From the listing that follows, output everything exactly except the pictures.

= = = =

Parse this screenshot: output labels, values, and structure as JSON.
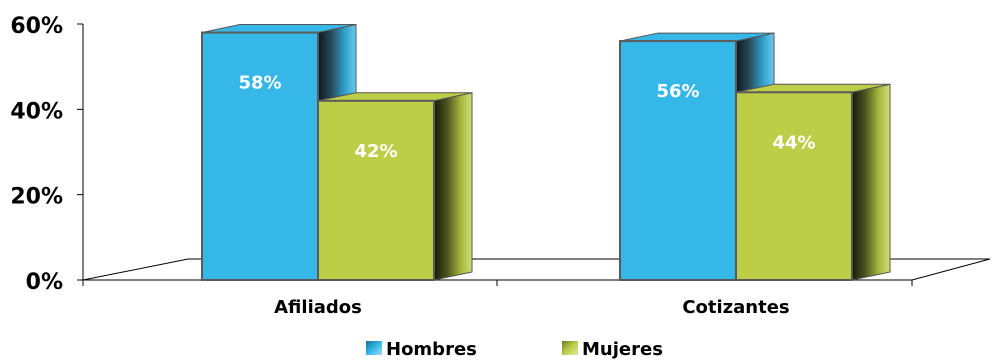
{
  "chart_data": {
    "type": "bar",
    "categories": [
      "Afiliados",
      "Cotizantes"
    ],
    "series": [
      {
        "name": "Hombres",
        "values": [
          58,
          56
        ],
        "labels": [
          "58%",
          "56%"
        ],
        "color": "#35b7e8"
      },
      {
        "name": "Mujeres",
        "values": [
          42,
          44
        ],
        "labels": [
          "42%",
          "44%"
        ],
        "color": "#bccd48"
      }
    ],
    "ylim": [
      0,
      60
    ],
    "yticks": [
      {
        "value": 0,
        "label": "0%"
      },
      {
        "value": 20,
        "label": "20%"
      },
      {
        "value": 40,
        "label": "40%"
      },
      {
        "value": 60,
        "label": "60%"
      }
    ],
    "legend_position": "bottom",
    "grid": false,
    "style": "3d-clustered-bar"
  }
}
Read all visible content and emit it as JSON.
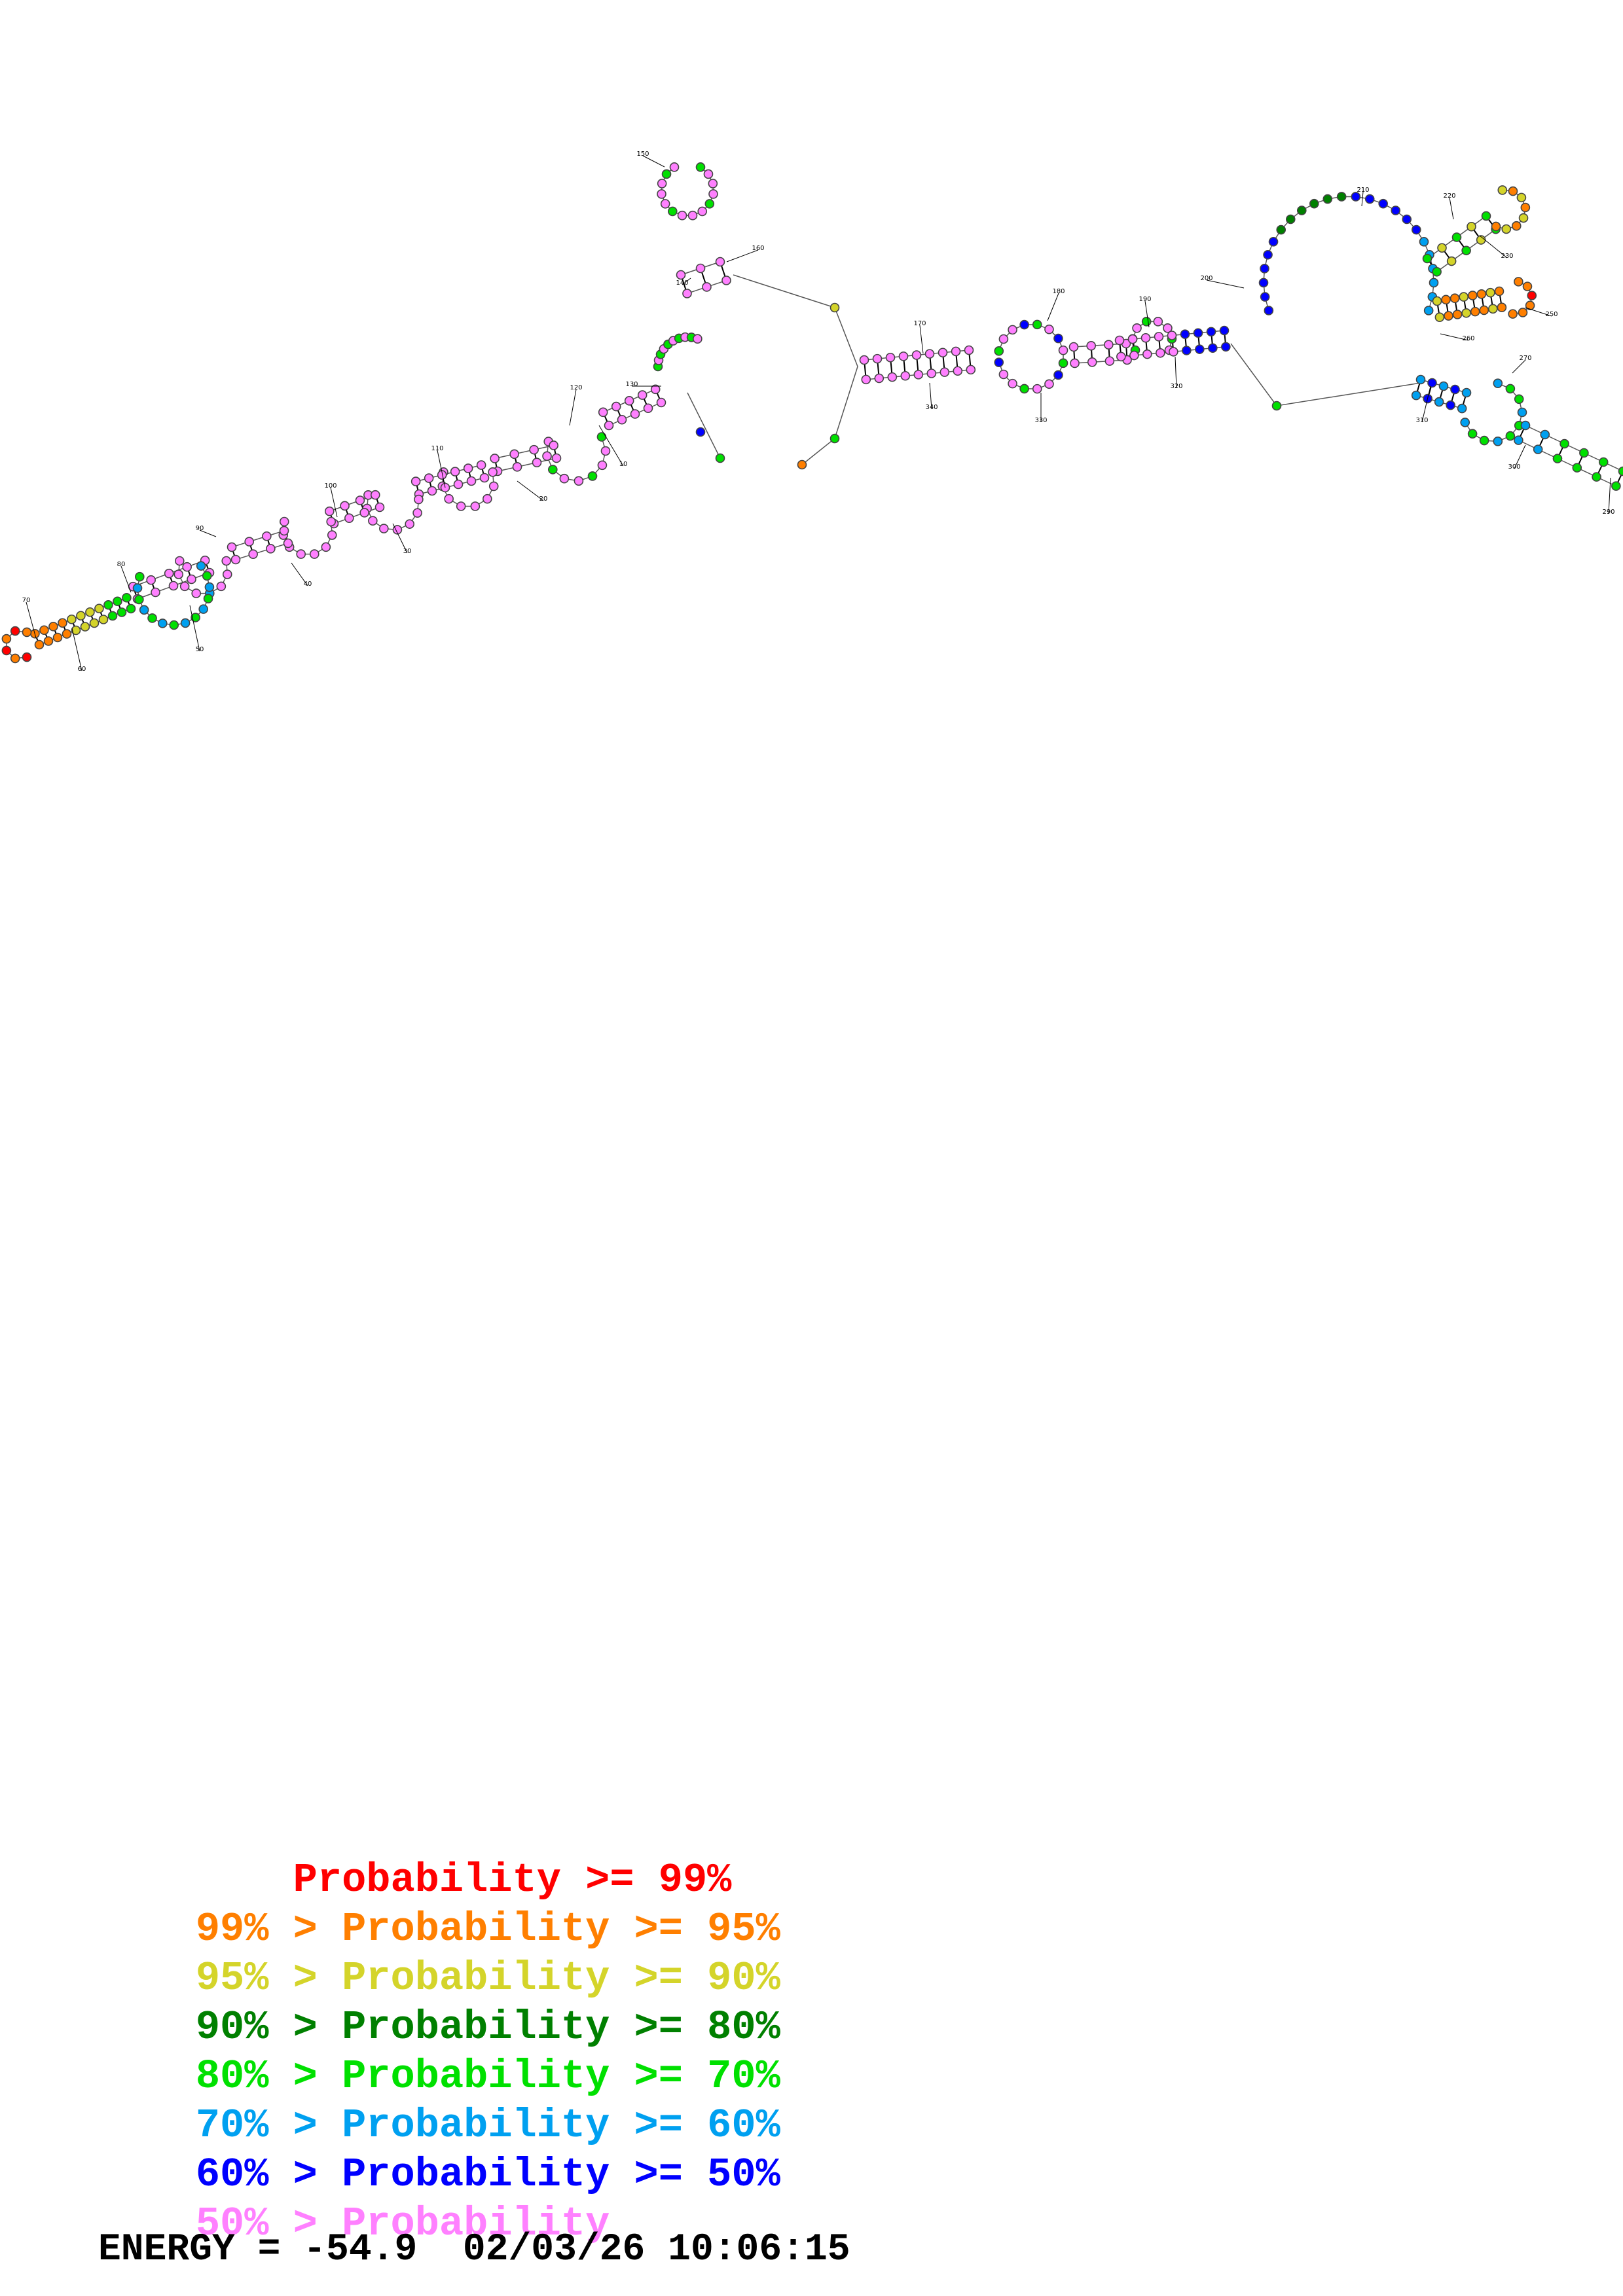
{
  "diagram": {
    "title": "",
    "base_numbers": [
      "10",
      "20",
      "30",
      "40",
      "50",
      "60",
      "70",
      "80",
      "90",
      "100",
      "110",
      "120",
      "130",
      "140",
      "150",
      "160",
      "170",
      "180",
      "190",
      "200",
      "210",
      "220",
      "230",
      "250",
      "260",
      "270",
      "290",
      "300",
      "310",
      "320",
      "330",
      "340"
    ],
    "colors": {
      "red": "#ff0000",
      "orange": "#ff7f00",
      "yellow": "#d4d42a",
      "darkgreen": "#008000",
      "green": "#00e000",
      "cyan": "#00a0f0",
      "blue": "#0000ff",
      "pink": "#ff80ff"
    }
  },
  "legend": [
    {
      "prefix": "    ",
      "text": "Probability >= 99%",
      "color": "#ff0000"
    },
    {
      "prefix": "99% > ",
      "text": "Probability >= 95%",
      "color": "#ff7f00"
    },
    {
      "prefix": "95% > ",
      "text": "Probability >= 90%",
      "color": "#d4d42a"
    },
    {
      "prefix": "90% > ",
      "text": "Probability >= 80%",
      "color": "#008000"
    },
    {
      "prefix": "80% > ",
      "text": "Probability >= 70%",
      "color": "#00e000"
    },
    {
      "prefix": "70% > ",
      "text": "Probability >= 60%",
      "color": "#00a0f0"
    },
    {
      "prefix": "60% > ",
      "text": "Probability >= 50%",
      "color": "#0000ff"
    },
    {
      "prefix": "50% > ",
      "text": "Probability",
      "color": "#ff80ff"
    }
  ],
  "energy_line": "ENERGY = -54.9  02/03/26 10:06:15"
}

= = = =

Worked solution:
Parse this screenshot: output labels, values, and structure as JSON.
{
  "chart_data": {
    "type": "bar",
    "categories": [
      "Afiliados",
      "Cotizantes"
    ],
    "series": [
      {
        "name": "Hombres",
        "values": [
          58,
          56
        ],
        "labels": [
          "58%",
          "56%"
        ],
        "color": "#35b7e8"
      },
      {
        "name": "Mujeres",
        "values": [
          42,
          44
        ],
        "labels": [
          "42%",
          "44%"
        ],
        "color": "#bccd48"
      }
    ],
    "ylim": [
      0,
      60
    ],
    "yticks": [
      {
        "value": 0,
        "label": "0%"
      },
      {
        "value": 20,
        "label": "20%"
      },
      {
        "value": 40,
        "label": "40%"
      },
      {
        "value": 60,
        "label": "60%"
      }
    ],
    "legend_position": "bottom",
    "grid": false,
    "style": "3d-clustered-bar"
  }
}
Read all visible content and emit it as JSON.
{
  "diagram": {
    "title": "",
    "base_numbers": [
      "10",
      "20",
      "30",
      "40",
      "50",
      "60",
      "70",
      "80",
      "90",
      "100",
      "110",
      "120",
      "130",
      "140",
      "150",
      "160",
      "170",
      "180",
      "190",
      "200",
      "210",
      "220",
      "230",
      "250",
      "260",
      "270",
      "290",
      "300",
      "310",
      "320",
      "330",
      "340"
    ],
    "colors": {
      "red": "#ff0000",
      "orange": "#ff7f00",
      "yellow": "#d4d42a",
      "darkgreen": "#008000",
      "green": "#00e000",
      "cyan": "#00a0f0",
      "blue": "#0000ff",
      "pink": "#ff80ff"
    }
  },
  "legend": [
    {
      "prefix": "    ",
      "text": "Probability >= 99%",
      "color": "#ff0000"
    },
    {
      "prefix": "99% > ",
      "text": "Probability >= 95%",
      "color": "#ff7f00"
    },
    {
      "prefix": "95% > ",
      "text": "Probability >= 90%",
      "color": "#d4d42a"
    },
    {
      "prefix": "90% > ",
      "text": "Probability >= 80%",
      "color": "#008000"
    },
    {
      "prefix": "80% > ",
      "text": "Probability >= 70%",
      "color": "#00e000"
    },
    {
      "prefix": "70% > ",
      "text": "Probability >= 60%",
      "color": "#00a0f0"
    },
    {
      "prefix": "60% > ",
      "text": "Probability >= 50%",
      "color": "#0000ff"
    },
    {
      "prefix": "50% > ",
      "text": "Probability",
      "color": "#ff80ff"
    }
  ],
  "energy_line": "ENERGY = -54.9  02/03/26 10:06:15"
}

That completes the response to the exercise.